*SUPPLIED DATA*:
------------------------------------------------------------------------

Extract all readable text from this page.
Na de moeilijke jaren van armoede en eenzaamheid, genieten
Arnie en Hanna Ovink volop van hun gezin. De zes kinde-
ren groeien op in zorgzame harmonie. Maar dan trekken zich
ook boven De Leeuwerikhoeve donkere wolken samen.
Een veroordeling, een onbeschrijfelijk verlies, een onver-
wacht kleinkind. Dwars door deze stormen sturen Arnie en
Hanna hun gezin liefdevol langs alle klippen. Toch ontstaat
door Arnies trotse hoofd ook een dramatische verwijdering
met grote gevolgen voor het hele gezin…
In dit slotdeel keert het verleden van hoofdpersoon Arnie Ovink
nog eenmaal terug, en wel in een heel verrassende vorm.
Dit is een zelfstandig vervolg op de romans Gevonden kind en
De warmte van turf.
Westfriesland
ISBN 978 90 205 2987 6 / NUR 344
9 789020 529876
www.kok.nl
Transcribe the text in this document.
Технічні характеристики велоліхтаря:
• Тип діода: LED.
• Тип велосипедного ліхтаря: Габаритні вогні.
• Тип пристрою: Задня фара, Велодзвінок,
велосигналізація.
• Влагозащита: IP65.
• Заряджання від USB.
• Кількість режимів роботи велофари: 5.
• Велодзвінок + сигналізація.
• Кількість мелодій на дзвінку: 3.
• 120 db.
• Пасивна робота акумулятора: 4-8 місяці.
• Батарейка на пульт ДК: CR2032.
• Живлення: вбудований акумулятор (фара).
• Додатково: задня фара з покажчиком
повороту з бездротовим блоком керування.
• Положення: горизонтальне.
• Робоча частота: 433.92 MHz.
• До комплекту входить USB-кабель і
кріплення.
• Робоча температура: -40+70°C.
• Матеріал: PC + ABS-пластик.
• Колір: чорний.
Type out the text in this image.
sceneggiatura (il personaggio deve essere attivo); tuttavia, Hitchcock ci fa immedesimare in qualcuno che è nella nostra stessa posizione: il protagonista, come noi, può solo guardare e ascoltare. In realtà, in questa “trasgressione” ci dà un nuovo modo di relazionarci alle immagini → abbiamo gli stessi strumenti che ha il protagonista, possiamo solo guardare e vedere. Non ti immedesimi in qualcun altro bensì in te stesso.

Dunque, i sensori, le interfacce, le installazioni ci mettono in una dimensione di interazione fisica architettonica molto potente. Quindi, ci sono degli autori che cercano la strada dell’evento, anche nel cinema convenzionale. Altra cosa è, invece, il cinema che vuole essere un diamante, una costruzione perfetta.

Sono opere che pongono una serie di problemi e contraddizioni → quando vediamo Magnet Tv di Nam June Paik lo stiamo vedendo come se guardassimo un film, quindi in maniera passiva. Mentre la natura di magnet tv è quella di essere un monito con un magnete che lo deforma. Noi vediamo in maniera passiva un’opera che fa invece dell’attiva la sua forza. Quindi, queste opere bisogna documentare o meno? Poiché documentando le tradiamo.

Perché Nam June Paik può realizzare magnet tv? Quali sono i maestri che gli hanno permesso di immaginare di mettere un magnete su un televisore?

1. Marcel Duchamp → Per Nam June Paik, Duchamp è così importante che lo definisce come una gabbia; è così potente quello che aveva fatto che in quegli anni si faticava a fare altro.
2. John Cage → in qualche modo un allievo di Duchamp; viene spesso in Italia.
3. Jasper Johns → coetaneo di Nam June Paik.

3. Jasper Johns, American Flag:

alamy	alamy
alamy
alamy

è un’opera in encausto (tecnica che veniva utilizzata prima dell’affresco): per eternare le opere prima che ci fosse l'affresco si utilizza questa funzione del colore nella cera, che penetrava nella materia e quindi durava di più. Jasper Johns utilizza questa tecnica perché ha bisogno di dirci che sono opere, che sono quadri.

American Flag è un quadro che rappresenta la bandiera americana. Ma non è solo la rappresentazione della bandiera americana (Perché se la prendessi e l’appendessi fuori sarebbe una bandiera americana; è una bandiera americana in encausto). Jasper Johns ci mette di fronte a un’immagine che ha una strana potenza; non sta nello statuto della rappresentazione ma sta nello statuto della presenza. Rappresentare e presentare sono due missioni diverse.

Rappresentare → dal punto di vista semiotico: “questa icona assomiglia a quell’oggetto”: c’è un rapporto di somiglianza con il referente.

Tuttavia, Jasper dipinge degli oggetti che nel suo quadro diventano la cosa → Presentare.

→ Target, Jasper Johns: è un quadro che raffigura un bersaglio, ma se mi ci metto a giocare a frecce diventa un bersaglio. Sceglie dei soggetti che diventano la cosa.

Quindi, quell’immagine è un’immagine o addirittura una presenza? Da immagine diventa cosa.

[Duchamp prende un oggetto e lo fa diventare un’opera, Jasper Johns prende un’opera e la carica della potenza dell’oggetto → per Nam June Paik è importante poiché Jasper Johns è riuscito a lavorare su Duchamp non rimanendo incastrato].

------------------------------------------------------------------------

*REQUIREMENT*: Your task is to pick out every line with the string "text" and copy it.

*ANSWER TO THIS EXERCISE*:
Extract all readable text from this page.
Transcribe the text in this document.
Type out the text in this image.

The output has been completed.